Aim of the task :: When copying the data, keep every line exactly the same.

Supplied material ::
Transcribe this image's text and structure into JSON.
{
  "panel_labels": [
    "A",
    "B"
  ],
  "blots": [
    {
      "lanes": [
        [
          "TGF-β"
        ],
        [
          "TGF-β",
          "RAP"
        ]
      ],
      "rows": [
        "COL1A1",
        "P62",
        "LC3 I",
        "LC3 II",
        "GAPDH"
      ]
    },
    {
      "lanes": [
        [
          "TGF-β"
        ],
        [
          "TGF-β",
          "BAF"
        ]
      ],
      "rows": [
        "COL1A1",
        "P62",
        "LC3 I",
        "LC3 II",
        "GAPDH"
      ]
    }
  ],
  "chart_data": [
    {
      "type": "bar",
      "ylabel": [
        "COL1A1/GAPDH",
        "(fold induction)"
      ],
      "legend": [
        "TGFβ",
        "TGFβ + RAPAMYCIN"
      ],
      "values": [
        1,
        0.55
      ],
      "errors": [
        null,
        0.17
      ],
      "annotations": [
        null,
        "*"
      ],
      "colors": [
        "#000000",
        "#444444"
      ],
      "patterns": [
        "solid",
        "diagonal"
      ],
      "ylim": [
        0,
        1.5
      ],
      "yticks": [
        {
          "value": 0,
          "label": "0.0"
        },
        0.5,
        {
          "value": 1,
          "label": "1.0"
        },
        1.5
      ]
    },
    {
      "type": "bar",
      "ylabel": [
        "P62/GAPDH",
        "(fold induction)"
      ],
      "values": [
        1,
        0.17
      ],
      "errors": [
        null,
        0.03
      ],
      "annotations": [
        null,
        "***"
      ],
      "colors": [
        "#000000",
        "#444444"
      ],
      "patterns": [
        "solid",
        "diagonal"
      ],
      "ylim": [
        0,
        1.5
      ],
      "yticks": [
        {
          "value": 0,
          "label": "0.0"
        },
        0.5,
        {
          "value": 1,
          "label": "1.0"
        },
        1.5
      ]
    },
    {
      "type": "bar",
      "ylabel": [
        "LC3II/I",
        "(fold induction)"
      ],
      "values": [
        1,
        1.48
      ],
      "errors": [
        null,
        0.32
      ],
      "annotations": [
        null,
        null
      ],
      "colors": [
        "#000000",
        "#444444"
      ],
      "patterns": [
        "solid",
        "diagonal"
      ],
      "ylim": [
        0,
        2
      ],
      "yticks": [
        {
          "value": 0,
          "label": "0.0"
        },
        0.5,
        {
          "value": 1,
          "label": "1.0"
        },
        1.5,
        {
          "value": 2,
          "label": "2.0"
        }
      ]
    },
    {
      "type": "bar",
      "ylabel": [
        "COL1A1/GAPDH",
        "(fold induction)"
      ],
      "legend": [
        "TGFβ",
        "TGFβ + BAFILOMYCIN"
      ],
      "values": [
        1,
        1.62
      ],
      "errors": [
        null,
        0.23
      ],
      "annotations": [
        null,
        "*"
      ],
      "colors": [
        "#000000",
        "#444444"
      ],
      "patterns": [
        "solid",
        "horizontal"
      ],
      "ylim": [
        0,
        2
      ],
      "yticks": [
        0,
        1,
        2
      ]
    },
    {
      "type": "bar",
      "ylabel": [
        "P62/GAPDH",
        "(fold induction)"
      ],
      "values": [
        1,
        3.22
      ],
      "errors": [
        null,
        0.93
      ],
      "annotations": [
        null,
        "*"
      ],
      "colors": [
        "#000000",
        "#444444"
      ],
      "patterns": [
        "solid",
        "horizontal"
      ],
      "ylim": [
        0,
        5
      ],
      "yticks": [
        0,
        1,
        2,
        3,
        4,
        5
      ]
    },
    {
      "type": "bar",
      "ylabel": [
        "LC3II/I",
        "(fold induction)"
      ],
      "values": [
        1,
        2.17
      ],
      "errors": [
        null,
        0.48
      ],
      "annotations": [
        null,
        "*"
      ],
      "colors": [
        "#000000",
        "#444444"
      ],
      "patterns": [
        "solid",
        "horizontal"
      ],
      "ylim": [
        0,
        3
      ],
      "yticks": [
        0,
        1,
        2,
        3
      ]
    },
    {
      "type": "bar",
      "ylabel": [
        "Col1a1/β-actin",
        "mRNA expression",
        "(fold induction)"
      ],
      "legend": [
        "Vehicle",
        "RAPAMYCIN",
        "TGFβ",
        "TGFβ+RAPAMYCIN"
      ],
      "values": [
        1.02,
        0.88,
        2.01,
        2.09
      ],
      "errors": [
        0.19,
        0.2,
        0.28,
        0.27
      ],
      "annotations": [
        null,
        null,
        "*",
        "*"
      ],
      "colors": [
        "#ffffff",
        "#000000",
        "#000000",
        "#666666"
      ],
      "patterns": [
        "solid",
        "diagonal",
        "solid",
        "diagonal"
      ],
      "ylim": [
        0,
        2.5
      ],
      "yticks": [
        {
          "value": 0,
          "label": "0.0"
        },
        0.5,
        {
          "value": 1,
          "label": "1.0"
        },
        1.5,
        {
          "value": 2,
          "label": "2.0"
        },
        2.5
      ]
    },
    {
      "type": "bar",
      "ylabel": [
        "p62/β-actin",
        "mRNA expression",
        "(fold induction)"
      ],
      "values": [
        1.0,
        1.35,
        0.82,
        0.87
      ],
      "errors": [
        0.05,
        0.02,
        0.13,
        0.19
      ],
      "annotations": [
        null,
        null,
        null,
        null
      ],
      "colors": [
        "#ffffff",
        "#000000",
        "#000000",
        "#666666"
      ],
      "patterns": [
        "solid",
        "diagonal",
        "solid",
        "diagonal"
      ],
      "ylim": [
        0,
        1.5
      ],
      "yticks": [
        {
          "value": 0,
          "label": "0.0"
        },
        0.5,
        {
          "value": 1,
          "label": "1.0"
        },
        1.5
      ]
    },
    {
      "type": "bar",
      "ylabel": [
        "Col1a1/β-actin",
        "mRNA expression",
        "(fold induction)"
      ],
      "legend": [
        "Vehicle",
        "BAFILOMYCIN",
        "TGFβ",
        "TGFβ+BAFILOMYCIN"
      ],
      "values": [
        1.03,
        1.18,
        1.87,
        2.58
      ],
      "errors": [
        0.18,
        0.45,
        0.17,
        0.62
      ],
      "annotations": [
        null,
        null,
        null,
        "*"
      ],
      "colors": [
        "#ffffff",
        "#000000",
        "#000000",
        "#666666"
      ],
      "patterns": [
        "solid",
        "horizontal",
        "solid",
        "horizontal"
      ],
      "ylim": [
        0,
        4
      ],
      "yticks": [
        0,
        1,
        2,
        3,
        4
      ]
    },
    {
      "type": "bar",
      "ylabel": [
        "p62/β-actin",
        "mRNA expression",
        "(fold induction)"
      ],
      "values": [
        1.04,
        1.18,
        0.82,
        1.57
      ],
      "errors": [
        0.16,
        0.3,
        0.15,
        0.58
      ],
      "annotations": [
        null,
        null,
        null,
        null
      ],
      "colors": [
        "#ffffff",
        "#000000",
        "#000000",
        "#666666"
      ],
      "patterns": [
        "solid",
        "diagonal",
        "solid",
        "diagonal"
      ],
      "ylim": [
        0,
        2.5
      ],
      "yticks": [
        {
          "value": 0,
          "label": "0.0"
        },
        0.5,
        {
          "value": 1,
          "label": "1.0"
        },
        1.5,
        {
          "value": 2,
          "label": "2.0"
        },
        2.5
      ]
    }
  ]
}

Exercise solution ::
Transcribe this image's text and structure into JSON.
{
  "panel_labels": [
    "A",
    "B"
  ],
  "blots": [
    {
      "lanes": [
        [
          "TGF-β"
        ],
        [
          "TGF-β",
          "RAP"
        ]
      ],
      "rows": [
        "COL1A1",
        "P62",
        "LC3 I",
        "LC3 II",
        "GAPDH"
      ]
    },
    {
      "lanes": [
        [
          "TGF-β"
        ],
        [
          "TGF-β",
          "BAF"
        ]
      ],
      "rows": [
        "COL1A1",
        "P62",
        "LC3 I",
        "LC3 II",
        "GAPDH"
      ]
    }
  ],
  "chart_data": [
    {
      "type": "bar",
      "ylabel": [
        "COL1A1/GAPDH",
        "(fold induction)"
      ],
      "legend": [
        "TGFβ",
        "TGFβ + RAPAMYCIN"
      ],
      "values": [
        1,
        0.55
      ],
      "errors": [
        null,
        0.17
      ],
      "annotations": [
        null,
        "*"
      ],
      "colors": [
        "#000000",
        "#444444"
      ],
      "patterns": [
        "solid",
        "diagonal"
      ],
      "ylim": [
        0,
        1.5
      ],
      "yticks": [
        {
          "value": 0,
          "label": "0.0"
        },
        0.5,
        {
          "value": 1,
          "label": "1.0"
        },
        1.5
      ]
    },
    {
      "type": "bar",
      "ylabel": [
        "P62/GAPDH",
        "(fold induction)"
      ],
      "values": [
        1,
        0.17
      ],
      "errors": [
        null,
        0.03
      ],
      "annotations": [
        null,
        "***"
      ],
      "colors": [
        "#000000",
        "#444444"
      ],
      "patterns": [
        "solid",
        "diagonal"
      ],
      "ylim": [
        0,
        1.5
      ],
      "yticks": [
        {
          "value": 0,
          "label": "0.0"
        },
        0.5,
        {
          "value": 1,
          "label": "1.0"
        },
        1.5
      ]
    },
    {
      "type": "bar",
      "ylabel": [
        "LC3II/I",
        "(fold induction)"
      ],
      "values": [
        1,
        1.48
      ],
      "errors": [
        null,
        0.32
      ],
      "annotations": [
        null,
        null
      ],
      "colors": [
        "#000000",
        "#444444"
      ],
      "patterns": [
        "solid",
        "diagonal"
      ],
      "ylim": [
        0,
        2
      ],
      "yticks": [
        {
          "value": 0,
          "label": "0.0"
        },
        0.5,
        {
          "value": 1,
          "label": "1.0"
        },
        1.5,
        {
          "value": 2,
          "label": "2.0"
        }
      ]
    },
    {
      "type": "bar",
      "ylabel": [
        "COL1A1/GAPDH",
        "(fold induction)"
      ],
      "legend": [
        "TGFβ",
        "TGFβ + BAFILOMYCIN"
      ],
      "values": [
        1,
        1.62
      ],
      "errors": [
        null,
        0.23
      ],
      "annotations": [
        null,
        "*"
      ],
      "colors": [
        "#000000",
        "#444444"
      ],
      "patterns": [
        "solid",
        "horizontal"
      ],
      "ylim": [
        0,
        2
      ],
      "yticks": [
        0,
        1,
        2
      ]
    },
    {
      "type": "bar",
      "ylabel": [
        "P62/GAPDH",
        "(fold induction)"
      ],
      "values": [
        1,
        3.22
      ],
      "errors": [
        null,
        0.93
      ],
      "annotations": [
        null,
        "*"
      ],
      "colors": [
        "#000000",
        "#444444"
      ],
      "patterns": [
        "solid",
        "horizontal"
      ],
      "ylim": [
        0,
        5
      ],
      "yticks": [
        0,
        1,
        2,
        3,
        4,
        5
      ]
    },
    {
      "type": "bar",
      "ylabel": [
        "LC3II/I",
        "(fold induction)"
      ],
      "values": [
        1,
        2.17
      ],
      "errors": [
        null,
        0.48
      ],
      "annotations": [
        null,
        "*"
      ],
      "colors": [
        "#000000",
        "#444444"
      ],
      "patterns": [
        "solid",
        "horizontal"
      ],
      "ylim": [
        0,
        3
      ],
      "yticks": [
        0,
        1,
        2,
        3
      ]
    },
    {
      "type": "bar",
      "ylabel": [
        "Col1a1/β-actin",
        "mRNA expression",
        "(fold induction)"
      ],
      "legend": [
        "Vehicle",
        "RAPAMYCIN",
        "TGFβ",
        "TGFβ+RAPAMYCIN"
      ],
      "values": [
        1.02,
        0.88,
        2.01,
        2.09
      ],
      "errors": [
        0.19,
        0.2,
        0.28,
        0.27
      ],
      "annotations": [
        null,
        null,
        "*",
        "*"
      ],
      "colors": [
        "#ffffff",
        "#000000",
        "#000000",
        "#666666"
      ],
      "patterns": [
        "solid",
        "diagonal",
        "solid",
        "diagonal"
      ],
      "ylim": [
        0,
        2.5
      ],
      "yticks": [
        {
          "value": 0,
          "label": "0.0"
        },
        0.5,
        {
          "value": 1,
          "label": "1.0"
        },
        1.5,
        {
          "value": 2,
          "label": "2.0"
        },
        2.5
      ]
    },
    {
      "type": "bar",
      "ylabel": [
        "p62/β-actin",
        "mRNA expression",
        "(fold induction)"
      ],
      "values": [
        1.0,
        1.35,
        0.82,
        0.87
      ],
      "errors": [
        0.05,
        0.02,
        0.13,
        0.19
      ],
      "annotations": [
        null,
        null,
        null,
        null
      ],
      "colors": [
        "#ffffff",
        "#000000",
        "#000000",
        "#666666"
      ],
      "patterns": [
        "solid",
        "diagonal",
        "solid",
        "diagonal"
      ],
      "ylim": [
        0,
        1.5
      ],
      "yticks": [
        {
          "value": 0,
          "label": "0.0"
        },
        0.5,
        {
          "value": 1,
          "label": "1.0"
        },
        1.5
      ]
    },
    {
      "type": "bar",
      "ylabel": [
        "Col1a1/β-actin",
        "mRNA expression",
        "(fold induction)"
      ],
      "legend": [
        "Vehicle",
        "BAFILOMYCIN",
        "TGFβ",
        "TGFβ+BAFILOMYCIN"
      ],
      "values": [
        1.03,
        1.18,
        1.87,
        2.58
      ],
      "errors": [
        0.18,
        0.45,
        0.17,
        0.62
      ],
      "annotations": [
        null,
        null,
        null,
        "*"
      ],
      "colors": [
        "#ffffff",
        "#000000",
        "#000000",
        "#666666"
      ],
      "patterns": [
        "solid",
        "horizontal",
        "solid",
        "horizontal"
      ],
      "ylim": [
        0,
        4
      ],
      "yticks": [
        0,
        1,
        2,
        3,
        4
      ]
    },
    {
      "type": "bar",
      "ylabel": [
        "p62/β-actin",
        "mRNA expression",
        "(fold induction)"
      ],
      "values": [
        1.04,
        1.18,
        0.82,
        1.57
      ],
      "errors": [
        0.16,
        0.3,
        0.15,
        0.58
      ],
      "annotations": [
        null,
        null,
        null,
        null
      ],
      "colors": [
        "#ffffff",
        "#000000",
        "#000000",
        "#666666"
      ],
      "patterns": [
        "solid",
        "diagonal",
        "solid",
        "diagonal"
      ],
      "ylim": [
        0,
        2.5
      ],
      "yticks": [
        {
          "value": 0,
          "label": "0.0"
        },
        0.5,
        {
          "value": 1,
          "label": "1.0"
        },
        1.5,
        {
          "value": 2,
          "label": "2.0"
        },
        2.5
      ]
    }
  ]
}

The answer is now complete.